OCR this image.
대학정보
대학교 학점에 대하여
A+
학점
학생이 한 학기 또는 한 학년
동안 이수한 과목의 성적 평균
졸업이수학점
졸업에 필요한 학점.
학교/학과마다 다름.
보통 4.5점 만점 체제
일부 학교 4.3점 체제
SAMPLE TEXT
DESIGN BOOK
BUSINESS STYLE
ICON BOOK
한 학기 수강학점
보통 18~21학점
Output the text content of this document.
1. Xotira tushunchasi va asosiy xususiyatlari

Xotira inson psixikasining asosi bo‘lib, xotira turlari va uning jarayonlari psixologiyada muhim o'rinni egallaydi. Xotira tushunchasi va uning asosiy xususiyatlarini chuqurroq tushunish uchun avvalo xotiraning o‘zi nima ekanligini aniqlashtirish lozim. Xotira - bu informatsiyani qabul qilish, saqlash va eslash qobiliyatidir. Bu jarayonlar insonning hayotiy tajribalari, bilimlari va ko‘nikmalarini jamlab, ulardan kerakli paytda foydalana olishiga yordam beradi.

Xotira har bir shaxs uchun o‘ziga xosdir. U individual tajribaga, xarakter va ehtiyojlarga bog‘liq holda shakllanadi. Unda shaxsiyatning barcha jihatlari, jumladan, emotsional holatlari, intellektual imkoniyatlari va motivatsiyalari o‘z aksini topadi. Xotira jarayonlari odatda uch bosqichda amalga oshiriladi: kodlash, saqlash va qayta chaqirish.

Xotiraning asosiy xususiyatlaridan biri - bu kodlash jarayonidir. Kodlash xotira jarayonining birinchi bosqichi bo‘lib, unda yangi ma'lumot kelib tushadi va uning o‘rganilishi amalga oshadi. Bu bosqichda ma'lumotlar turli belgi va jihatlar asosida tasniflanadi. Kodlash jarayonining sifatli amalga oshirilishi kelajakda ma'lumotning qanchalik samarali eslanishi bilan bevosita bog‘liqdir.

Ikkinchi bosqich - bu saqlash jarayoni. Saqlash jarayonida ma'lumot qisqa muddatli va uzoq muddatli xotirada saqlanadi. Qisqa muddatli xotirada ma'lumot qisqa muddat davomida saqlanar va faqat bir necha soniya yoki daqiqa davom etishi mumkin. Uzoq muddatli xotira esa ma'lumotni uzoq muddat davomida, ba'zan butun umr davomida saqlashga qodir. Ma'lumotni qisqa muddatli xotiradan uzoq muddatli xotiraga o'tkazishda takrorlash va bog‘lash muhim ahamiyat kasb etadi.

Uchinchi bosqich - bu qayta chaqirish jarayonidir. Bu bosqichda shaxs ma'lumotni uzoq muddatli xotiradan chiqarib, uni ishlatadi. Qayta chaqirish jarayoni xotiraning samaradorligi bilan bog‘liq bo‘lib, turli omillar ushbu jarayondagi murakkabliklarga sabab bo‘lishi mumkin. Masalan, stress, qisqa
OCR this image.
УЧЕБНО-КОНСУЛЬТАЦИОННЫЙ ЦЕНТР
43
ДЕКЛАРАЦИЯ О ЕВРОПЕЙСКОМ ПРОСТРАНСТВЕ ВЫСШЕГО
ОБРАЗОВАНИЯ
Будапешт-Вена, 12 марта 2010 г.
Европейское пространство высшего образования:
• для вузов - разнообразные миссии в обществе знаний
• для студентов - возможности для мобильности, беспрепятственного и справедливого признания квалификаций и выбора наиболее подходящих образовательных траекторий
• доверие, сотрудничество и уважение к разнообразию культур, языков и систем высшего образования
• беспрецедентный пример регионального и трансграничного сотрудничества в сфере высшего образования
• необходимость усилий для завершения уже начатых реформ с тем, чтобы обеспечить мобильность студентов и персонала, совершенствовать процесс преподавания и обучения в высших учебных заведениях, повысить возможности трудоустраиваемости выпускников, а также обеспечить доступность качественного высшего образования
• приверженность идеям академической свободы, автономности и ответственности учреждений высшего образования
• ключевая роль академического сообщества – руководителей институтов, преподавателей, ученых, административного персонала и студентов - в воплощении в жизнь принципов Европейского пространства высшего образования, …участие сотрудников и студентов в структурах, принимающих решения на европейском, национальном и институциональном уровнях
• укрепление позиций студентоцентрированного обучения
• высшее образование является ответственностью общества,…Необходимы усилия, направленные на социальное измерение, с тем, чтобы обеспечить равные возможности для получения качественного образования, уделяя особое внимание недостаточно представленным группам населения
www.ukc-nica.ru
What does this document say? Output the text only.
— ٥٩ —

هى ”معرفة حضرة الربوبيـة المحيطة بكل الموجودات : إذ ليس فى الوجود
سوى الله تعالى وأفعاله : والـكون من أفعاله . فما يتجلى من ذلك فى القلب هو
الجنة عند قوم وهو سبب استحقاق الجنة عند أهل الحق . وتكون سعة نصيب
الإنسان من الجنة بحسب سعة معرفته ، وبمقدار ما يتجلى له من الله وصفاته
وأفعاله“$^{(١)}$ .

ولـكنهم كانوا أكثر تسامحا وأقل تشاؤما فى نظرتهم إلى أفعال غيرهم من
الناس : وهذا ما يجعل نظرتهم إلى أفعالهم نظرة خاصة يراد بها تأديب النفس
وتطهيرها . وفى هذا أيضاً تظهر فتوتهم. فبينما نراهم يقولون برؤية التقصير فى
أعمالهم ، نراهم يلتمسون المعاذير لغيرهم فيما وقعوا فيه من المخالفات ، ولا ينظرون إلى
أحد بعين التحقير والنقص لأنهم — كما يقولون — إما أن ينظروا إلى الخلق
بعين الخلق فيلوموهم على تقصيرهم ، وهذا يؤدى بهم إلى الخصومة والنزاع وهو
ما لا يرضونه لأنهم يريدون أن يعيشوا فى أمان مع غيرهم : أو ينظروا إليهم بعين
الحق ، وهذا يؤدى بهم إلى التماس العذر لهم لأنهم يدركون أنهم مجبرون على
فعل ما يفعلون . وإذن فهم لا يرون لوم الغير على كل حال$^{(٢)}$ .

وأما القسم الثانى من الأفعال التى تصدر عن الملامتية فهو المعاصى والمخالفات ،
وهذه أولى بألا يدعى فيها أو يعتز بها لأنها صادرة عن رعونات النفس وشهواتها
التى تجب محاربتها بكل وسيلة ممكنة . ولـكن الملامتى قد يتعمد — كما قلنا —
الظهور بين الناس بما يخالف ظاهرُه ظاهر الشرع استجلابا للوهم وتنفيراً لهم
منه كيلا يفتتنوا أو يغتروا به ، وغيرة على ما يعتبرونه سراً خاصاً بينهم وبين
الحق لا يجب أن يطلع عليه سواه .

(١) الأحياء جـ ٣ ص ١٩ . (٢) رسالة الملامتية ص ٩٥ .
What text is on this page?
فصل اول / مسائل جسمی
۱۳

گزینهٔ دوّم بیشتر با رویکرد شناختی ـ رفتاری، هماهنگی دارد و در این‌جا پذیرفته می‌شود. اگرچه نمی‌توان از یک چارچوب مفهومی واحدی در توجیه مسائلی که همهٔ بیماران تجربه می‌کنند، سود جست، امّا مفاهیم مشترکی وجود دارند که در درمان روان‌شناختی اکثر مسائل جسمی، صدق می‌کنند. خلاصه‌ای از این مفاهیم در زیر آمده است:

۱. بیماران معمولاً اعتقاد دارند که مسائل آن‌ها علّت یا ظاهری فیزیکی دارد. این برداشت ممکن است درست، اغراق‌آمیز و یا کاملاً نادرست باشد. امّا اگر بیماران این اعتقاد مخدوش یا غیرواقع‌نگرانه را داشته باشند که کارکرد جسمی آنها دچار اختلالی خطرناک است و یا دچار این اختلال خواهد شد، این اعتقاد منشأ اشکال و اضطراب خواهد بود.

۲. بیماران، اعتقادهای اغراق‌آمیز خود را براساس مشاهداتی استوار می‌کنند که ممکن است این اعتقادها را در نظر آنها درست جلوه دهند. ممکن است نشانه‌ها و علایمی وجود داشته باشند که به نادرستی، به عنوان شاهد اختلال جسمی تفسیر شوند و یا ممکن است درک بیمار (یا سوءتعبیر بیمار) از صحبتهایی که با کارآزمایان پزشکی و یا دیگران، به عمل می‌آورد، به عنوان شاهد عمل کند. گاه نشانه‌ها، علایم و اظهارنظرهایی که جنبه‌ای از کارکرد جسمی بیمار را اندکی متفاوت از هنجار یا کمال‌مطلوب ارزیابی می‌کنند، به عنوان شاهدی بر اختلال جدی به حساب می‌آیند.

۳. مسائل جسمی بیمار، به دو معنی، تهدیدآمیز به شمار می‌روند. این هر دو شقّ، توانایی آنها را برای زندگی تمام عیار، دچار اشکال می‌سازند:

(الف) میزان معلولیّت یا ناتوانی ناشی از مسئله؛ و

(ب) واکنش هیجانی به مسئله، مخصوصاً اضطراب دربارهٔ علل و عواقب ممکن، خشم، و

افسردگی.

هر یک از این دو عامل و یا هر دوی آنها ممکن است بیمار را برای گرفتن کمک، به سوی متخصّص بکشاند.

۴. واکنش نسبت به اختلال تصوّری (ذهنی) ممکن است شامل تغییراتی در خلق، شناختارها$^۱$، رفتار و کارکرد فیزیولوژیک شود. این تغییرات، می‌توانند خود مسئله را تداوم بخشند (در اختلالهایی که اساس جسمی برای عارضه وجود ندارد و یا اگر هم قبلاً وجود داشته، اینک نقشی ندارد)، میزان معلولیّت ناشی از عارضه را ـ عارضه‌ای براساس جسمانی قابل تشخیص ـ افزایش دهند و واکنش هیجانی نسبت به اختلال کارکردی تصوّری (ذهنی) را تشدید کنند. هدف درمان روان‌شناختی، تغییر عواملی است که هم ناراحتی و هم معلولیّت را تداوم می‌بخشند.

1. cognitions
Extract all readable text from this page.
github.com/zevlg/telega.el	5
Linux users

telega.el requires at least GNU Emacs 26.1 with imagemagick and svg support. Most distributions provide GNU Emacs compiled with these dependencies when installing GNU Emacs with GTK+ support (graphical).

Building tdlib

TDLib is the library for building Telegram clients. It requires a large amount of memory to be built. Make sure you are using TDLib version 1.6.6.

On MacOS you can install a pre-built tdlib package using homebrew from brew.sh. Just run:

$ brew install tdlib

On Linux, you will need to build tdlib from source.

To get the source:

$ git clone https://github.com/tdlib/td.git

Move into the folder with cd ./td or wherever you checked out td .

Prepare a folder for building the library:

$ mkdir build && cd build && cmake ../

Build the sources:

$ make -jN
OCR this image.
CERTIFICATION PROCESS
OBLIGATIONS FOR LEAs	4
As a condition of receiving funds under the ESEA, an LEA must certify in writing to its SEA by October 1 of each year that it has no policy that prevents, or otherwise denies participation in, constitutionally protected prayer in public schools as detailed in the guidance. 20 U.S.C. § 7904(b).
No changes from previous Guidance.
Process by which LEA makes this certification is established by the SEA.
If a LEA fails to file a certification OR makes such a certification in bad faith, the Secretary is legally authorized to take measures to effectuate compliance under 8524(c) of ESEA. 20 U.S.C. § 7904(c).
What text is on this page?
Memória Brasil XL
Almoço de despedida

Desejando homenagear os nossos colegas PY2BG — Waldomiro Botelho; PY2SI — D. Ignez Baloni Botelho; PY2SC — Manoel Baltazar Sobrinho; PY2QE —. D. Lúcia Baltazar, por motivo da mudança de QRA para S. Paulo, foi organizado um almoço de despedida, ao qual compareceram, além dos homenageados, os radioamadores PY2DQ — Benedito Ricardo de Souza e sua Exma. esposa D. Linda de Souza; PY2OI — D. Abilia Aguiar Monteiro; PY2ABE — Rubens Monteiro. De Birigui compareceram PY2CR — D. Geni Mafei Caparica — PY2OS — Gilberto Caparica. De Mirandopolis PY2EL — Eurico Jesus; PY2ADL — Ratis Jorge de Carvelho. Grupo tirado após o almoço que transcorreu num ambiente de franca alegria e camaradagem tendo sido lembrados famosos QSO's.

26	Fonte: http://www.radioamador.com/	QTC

= Exercise directions =
In the entries above, find each line with the word "bosqichda" and show it.

= Answer in full =
Xotira har bir shaxs uchun o‘ziga xosdir. U individual tajribaga, xarakter va ehtiyojlarga bog‘liq holda shakllanadi. Unda shaxsiyatning barcha jihatlari, jumladan, emotsional holatlari, intellektual imkoniyatlari va motivatsiyalari o‘z aksini topadi. Xotira jarayonlari odatda uch bosqichda amalga oshiriladi: kodlash, saqlash va qayta chaqirish.
Xotiraning asosiy xususiyatlaridan biri - bu kodlash jarayonidir. Kodlash xotira jarayonining birinchi bosqichi bo‘lib, unda yangi ma'lumot kelib tushadi va uning o‘rganilishi amalga oshadi. Bu bosqichda ma'lumotlar turli belgi va jihatlar asosida tasniflanadi. Kodlash jarayonining sifatli amalga oshirilishi kelajakda ma'lumotning qanchalik samarali eslanishi bilan bevosita bog‘liqdir.
Uchinchi bosqich - bu qayta chaqirish jarayonidir. Bu bosqichda shaxs ma'lumotni uzoq muddatli xotiradan chiqarib, uni ishlatadi. Qayta chaqirish jarayoni xotiraning samaradorligi bilan bog‘liq bo‘lib, turli omillar ushbu jarayondagi murakkabliklarga sabab bo‘lishi mumkin. Masalan, stress, qisqa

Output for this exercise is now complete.